━━━ Record extracts

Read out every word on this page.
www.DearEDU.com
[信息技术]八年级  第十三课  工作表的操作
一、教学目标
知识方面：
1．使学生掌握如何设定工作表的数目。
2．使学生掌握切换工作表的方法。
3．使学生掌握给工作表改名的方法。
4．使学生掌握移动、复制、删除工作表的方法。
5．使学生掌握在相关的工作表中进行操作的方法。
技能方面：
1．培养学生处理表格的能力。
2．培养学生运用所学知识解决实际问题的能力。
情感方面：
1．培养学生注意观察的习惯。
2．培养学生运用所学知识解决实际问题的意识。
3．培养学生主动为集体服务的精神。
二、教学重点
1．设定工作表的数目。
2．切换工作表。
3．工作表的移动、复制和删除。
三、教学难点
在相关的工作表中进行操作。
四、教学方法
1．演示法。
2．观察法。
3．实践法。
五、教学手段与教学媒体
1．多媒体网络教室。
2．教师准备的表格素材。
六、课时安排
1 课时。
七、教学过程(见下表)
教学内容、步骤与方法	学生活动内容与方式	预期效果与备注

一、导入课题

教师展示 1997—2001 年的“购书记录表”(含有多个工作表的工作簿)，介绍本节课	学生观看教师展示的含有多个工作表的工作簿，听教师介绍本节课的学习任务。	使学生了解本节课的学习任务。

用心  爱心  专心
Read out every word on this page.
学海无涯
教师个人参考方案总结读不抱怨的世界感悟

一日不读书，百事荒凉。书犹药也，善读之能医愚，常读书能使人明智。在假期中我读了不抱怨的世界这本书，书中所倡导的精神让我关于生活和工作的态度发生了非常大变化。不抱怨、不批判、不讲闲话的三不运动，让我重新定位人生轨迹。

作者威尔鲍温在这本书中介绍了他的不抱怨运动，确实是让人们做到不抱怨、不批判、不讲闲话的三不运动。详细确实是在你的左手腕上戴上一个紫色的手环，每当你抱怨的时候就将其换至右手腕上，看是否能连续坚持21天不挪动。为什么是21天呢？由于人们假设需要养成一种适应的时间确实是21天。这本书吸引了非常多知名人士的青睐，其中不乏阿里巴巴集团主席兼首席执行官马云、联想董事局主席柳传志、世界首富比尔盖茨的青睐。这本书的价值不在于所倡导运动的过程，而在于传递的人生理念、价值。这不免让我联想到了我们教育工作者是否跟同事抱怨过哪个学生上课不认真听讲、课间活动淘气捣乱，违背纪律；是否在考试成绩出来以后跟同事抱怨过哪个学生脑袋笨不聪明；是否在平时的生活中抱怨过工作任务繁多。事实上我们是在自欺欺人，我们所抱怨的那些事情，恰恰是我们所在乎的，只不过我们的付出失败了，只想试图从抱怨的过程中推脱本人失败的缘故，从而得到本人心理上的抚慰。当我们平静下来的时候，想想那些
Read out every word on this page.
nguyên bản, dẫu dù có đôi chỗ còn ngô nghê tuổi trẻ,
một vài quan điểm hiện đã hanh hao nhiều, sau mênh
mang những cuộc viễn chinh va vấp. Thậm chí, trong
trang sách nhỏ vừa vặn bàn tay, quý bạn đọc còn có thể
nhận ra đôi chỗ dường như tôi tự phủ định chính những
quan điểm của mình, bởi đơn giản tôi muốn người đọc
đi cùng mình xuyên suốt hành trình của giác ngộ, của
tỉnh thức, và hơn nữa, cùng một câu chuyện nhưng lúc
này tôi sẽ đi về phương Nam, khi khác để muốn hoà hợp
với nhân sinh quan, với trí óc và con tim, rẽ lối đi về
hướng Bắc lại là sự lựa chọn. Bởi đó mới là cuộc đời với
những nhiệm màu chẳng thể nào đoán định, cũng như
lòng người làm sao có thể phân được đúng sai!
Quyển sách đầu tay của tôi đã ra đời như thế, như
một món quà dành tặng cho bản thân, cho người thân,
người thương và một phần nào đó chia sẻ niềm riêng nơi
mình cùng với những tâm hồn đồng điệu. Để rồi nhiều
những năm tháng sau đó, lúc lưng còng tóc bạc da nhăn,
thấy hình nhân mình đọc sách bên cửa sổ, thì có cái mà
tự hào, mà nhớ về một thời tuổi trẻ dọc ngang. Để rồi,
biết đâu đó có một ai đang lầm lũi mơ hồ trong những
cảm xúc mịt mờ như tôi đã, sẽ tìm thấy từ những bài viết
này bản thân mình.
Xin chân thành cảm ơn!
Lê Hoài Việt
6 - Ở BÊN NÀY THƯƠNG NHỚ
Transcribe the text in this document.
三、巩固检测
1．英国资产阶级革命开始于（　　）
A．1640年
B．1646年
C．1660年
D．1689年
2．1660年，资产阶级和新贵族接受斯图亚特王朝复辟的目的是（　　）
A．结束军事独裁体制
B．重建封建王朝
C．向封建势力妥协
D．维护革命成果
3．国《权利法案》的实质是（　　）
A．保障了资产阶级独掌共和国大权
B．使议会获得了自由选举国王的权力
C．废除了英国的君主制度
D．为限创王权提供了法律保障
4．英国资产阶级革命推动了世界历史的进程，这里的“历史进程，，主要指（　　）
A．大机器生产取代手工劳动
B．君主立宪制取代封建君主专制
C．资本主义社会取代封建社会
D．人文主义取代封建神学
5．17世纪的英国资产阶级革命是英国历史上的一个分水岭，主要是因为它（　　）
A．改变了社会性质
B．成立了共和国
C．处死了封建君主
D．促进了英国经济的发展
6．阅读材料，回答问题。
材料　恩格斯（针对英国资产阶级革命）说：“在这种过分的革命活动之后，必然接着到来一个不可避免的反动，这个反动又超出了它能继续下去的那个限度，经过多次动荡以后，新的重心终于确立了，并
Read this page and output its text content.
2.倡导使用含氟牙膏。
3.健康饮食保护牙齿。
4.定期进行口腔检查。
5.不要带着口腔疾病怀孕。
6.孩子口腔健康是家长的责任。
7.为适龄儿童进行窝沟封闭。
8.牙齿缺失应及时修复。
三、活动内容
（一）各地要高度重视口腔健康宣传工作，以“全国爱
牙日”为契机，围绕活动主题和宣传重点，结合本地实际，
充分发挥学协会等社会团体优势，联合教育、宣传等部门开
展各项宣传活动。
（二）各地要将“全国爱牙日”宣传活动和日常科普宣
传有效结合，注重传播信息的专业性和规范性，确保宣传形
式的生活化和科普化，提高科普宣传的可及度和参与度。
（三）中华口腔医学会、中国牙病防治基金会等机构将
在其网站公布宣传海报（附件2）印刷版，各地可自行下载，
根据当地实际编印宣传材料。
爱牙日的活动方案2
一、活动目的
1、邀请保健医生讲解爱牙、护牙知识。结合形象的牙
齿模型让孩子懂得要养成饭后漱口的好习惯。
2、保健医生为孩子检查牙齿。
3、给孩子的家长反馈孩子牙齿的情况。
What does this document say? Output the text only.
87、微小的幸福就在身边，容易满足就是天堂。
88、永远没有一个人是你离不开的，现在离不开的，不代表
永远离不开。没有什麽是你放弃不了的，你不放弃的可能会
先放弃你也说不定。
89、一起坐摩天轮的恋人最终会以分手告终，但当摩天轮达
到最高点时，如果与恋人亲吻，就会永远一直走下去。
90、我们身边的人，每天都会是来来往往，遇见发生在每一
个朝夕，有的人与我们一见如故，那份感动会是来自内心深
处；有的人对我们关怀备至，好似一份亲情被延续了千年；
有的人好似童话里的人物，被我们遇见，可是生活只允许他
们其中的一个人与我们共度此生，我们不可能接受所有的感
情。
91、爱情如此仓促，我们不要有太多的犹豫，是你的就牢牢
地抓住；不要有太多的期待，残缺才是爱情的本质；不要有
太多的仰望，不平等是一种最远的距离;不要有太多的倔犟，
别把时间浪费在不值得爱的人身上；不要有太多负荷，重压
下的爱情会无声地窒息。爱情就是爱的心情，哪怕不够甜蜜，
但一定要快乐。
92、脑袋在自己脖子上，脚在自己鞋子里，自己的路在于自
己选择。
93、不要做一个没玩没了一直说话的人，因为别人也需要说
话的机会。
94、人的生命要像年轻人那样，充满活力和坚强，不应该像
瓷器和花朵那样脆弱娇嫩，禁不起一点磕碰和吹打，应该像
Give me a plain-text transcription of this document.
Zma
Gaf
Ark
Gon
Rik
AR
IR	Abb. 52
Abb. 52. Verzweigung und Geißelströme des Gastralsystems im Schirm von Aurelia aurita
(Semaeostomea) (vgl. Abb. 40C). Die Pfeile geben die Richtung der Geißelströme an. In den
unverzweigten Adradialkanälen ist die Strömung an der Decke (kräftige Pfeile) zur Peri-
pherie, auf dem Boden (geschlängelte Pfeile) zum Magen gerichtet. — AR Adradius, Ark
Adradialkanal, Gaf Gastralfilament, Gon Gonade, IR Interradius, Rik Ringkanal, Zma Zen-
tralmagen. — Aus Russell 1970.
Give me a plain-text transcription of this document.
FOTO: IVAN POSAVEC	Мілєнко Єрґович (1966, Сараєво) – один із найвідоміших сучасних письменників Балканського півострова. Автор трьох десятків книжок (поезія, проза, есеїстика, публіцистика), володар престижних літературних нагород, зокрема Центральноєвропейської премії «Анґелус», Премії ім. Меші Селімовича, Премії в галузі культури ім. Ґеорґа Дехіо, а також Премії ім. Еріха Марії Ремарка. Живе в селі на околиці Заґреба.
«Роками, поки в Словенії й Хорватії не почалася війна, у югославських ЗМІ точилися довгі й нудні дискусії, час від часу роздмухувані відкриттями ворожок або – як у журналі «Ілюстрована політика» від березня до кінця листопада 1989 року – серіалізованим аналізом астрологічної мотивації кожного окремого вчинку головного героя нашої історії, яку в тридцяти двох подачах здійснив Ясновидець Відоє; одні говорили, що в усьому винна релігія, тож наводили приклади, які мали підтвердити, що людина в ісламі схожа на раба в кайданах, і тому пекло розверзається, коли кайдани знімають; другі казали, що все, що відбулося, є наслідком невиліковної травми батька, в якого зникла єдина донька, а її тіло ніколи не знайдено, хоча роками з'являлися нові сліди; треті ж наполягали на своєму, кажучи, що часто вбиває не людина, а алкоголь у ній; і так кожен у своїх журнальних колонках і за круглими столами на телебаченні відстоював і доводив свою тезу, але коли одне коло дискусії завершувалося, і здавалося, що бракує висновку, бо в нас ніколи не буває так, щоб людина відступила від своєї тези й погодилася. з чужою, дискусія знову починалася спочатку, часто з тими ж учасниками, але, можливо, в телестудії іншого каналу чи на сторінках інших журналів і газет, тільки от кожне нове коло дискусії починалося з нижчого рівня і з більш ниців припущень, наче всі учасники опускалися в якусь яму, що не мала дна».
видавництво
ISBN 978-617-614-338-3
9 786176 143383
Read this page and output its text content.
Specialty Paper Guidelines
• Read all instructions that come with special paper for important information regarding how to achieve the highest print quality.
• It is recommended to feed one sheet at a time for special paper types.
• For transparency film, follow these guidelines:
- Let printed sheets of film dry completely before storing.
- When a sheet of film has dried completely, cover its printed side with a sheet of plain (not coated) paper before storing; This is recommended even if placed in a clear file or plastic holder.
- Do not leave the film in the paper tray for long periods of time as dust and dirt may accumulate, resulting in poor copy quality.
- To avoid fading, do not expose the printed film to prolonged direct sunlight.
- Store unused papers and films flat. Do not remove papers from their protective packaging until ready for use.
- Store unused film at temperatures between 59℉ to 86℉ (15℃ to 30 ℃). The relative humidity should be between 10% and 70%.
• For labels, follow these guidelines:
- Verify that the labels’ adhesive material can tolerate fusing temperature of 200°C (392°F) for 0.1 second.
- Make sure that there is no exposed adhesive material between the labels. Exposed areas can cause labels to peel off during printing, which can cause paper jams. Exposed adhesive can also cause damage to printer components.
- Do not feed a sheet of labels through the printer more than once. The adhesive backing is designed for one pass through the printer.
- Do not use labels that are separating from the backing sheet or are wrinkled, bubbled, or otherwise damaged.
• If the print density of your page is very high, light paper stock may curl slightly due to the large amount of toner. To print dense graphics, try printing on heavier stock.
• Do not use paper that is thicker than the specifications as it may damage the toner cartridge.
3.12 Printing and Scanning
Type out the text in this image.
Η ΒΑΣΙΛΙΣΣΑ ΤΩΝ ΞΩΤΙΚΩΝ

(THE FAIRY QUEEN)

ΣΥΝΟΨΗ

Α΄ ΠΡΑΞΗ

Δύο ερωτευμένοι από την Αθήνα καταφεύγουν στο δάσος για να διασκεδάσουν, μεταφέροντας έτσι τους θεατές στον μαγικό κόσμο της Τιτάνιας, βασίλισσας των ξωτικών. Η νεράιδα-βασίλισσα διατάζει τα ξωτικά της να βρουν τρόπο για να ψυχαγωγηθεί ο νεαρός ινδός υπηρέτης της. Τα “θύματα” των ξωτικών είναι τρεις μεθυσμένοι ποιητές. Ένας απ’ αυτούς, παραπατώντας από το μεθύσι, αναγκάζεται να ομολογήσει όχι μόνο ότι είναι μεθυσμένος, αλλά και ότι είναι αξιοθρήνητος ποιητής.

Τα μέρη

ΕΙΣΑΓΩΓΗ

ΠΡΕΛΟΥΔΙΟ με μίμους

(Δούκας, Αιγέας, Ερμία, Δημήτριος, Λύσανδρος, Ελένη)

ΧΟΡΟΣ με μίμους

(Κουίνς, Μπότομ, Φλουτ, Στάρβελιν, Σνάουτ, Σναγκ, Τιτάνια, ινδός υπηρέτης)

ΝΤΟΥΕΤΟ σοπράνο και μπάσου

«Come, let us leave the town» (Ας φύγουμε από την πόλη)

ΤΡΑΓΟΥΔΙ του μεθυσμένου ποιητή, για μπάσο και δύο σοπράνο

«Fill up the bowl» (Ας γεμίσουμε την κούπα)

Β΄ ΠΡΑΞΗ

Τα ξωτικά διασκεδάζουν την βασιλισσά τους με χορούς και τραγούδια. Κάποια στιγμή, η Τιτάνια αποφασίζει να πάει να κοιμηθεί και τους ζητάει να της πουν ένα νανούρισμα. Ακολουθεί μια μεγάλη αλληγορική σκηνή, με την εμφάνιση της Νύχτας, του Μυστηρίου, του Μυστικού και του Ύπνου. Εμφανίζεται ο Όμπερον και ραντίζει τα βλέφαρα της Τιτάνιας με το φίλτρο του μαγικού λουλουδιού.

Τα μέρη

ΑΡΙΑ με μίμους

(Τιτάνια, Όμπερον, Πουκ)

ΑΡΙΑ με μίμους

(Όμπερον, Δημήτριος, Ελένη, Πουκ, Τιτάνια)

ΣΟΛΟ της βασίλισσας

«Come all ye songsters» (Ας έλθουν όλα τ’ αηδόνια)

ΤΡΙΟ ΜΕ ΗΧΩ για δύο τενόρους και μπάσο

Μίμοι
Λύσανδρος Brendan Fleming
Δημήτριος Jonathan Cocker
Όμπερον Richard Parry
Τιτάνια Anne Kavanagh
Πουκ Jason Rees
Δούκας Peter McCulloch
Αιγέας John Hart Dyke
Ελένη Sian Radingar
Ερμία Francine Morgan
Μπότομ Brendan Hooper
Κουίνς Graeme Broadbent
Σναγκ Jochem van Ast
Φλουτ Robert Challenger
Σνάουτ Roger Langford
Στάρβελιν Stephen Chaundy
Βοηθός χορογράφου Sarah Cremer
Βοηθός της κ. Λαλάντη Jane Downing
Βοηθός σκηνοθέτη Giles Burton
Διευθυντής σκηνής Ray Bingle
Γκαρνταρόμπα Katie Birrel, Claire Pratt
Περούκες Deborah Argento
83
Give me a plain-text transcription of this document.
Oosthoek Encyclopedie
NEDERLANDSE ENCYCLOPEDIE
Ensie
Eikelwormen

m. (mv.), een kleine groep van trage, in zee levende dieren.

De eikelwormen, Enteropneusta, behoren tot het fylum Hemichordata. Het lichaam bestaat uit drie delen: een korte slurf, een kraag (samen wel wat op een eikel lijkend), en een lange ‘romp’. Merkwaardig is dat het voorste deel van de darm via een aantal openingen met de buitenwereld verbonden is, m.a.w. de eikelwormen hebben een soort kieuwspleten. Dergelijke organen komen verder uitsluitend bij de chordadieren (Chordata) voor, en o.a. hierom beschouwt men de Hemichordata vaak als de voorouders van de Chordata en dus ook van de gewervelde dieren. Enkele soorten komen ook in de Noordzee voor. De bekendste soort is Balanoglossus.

━━━━━━

= Brief =
Identify the lines above that contain the word "completely", then copy them.

= Answer to the task =
- Let printed sheets of film dry completely before storing.
- When a sheet of film has dried completely, cover its printed side with a sheet of plain (not coated) paper before storing; This is recommended even if placed in a clear file or plastic holder.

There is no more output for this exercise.